◆ **Texto selecionado**
-----

O Brasil, mesmo com toda sua instabilidade histórica, e escassos períodos democráticos, não reproduz em sua crônica política casos de assassinatos a presidentes. O mundo tem uma infindável galeria de líderes mundiais assassinados, os norte-americanos Abraham Lincoln, James A. Garfield, John F. Kennedy, o egícpio Muhammad Anwar Al Sadat, a primeira-ministra indiana Indira Gandhi, e seu filho, Rajiv Gandhi, o equatoriano Gabriel García Moreno, o afegão Daud Khan, o rei saudita Faiçal bin Abdul Aziz Al Saud – a lista não tem fim. Só a África registra um terço dos magnicídios ocorridos no mundo nos últimos 60 anos.
Estou, obviamente, excluindo teorias conspiratórias nacionais, como quem acha que Getúlio Vargas “foi suicidado”, e as eternas paranoias sobre assassinatos de JK, Jango e Tancredo. Agressões a presidentes também são raras – por alguma razão a ser estudada. Certamente não pelo mito da cordialidade do brasileiro – cada vez mais mito, como constataria hoje, se vivo fosse, o historiador Sérgio Buarque de Hollanda. Primeiro presidente civil após a ditadura, José Sarney, marcado pelas tentativas fracassadas de combate à inflação e recessão econômica, viveu seu momento mais difícil em 25 de junho de 1987, durante visita ao Rio de Janeiro. Manifestantes atacaram o ônibus da comitiva presidencial com pedradas e golpes de picaretas, quando deixava o Paço Imperial. Na ação, a janela correspondente à poltrona do presidente foi totalmente estilhaçada, deixando-o ferido nas mãos. O caso foi tratado na época, pela mídia, como um atentado.
Na tarde desta terça, 27, dois ônibus da caravana do ex-presidente Lula foram atingidos por três tiros quando faziam, sem escolta policial, o trajeto entre as cidades de Quedas do Iguaçu e Laranjeiras do Sul, no Paraná. Ninguém ficou ferido – o que não é atenuante para a gravidade do fato. O delegado da Polícia Civil local, Hélder Lauria, já adiantou que investiga o ataque como disparo de arma de fogo com dano provocado. Nada de tentativa de homicídio, como chegara a propor um colega. Quem disparou ainda não foi identificado. A Secretaria de Segurança Pública do Paraná disse que a organização da caravana não pediu, formalmente, uma escolta.
O PT desmente. No instante em que fake news começavam a ser espalhadas, tentando desmentir os tiros como invenção de petistas, jornalistas que estavam no comboio vieram a público confirmar os fatos. Entre elas Eleonora de Lucena, enviada especial da Folha de S.Paulo, e Clarice Cardoso, coordenadora de conteúdo da agência PT de notícias. “O país precisa reagir. O atentado não foi só contra Lula. O projétil foi contra a democracia. Democratas precisam aprender com a história e formar já uma frente ampla contra o fascismo”, escreveu Eleonora.
Políticos, a começar do presidente Michel Temer – ele afirmou que foi uma “pena” que tenha ocorrido o ataque -, foram quase unânimes, com mais ou menos convicção, em condenar os ataques. Em entrevista à Folha de S.Paulo, no entanto, o presidenciável Geraldo Alckmin afirmou que os petistas estavam “colhendo o que plantaram”. Na mesma linha, mas com linguagem mais a seu caráter, outro presidenciável, o deputado-capitão Jair Bolsonaro afirmou que “Lula quis transformar o Brasil num galinheiro. Agora está colhendo os ovos”.

-----

◆ **Listagem armazenada**
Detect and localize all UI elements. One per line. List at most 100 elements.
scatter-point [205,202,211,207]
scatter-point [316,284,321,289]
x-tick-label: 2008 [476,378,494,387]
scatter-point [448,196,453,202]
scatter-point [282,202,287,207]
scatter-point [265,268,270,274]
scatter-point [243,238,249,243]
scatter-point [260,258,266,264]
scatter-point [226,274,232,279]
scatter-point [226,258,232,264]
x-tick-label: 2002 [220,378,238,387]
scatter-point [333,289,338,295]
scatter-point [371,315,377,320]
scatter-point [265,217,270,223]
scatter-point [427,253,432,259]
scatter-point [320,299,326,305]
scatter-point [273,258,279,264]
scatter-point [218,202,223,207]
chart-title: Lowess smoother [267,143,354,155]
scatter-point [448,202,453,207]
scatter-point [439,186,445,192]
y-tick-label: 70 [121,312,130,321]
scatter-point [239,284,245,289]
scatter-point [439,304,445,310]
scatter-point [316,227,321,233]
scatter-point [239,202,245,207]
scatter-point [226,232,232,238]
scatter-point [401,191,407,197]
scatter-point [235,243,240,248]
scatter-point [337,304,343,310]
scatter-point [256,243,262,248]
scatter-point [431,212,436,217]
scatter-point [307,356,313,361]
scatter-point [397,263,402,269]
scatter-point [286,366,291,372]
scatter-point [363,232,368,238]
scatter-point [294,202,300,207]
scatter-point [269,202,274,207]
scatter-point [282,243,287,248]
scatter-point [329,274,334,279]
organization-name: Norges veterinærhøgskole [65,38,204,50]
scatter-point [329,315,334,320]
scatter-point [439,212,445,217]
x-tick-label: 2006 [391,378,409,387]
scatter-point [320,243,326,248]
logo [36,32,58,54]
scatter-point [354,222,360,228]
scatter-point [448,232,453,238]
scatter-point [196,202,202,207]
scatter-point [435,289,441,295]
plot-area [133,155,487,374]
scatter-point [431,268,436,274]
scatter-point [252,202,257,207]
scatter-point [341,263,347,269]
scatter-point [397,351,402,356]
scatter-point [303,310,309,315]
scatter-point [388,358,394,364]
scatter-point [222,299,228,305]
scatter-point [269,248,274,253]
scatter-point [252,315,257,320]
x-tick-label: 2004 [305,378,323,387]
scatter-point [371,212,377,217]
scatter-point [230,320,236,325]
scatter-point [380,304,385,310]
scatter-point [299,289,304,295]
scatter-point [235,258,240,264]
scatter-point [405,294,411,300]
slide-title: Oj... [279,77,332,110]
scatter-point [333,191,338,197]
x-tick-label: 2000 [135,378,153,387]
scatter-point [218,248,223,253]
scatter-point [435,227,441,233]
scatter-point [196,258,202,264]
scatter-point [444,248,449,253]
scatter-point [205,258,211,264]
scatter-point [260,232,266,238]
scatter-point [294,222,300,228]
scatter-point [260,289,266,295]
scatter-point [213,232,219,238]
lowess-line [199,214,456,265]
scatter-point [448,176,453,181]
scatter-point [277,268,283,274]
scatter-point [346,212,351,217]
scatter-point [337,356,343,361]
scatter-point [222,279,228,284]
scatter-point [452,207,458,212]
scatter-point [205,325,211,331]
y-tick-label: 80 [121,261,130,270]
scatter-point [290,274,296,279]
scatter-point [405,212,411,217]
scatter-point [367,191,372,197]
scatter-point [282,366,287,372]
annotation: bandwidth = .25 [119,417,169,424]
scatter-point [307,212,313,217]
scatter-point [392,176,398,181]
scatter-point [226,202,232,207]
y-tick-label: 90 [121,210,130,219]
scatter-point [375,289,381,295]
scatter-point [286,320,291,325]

-----

◆ **Tarefas do exercício**
[A] Responda com base no texto selecionado:
(i) Em que data José Sarney viveu seu momento mais difícil?
(ii) Quantos tiros atingiram os ônibus da caravana de Lula?
(iii) De qual jornal Eleonora de Lucena era enviada especial?
[B] Extraia do texto selecionado o trecho que vai de "Na tarde desta" até "formalmente, uma escolta.", inclusive.
A listagem é um material à parte, independente do texto selecionado.

◆ **Os resultados**
[A]
(i) Em 25 de junho de 1987.
(ii) Três tiros.
(iii) Da Folha de S.Paulo.

[B]
Na tarde desta terça, 27, dois ônibus da caravana do ex-presidente Lula foram atingidos por três tiros quando faziam, sem escolta policial, o trajeto entre as cidades de Quedas do Iguaçu e Laranjeiras do Sul, no Paraná. Ninguém ficou ferido – o que não é atenuante para a gravidade do fato. O delegado da Polícia Civil local, Hélder Lauria, já adiantou que investiga o ataque como disparo de arma de fogo com dano provocado. Nada de tentativa de homicídio, como chegara a propor um colega. Quem disparou ainda não foi identificado. A Secretaria de Segurança Pública do Paraná disse que a organização da caravana não pediu, formalmente, uma escolta.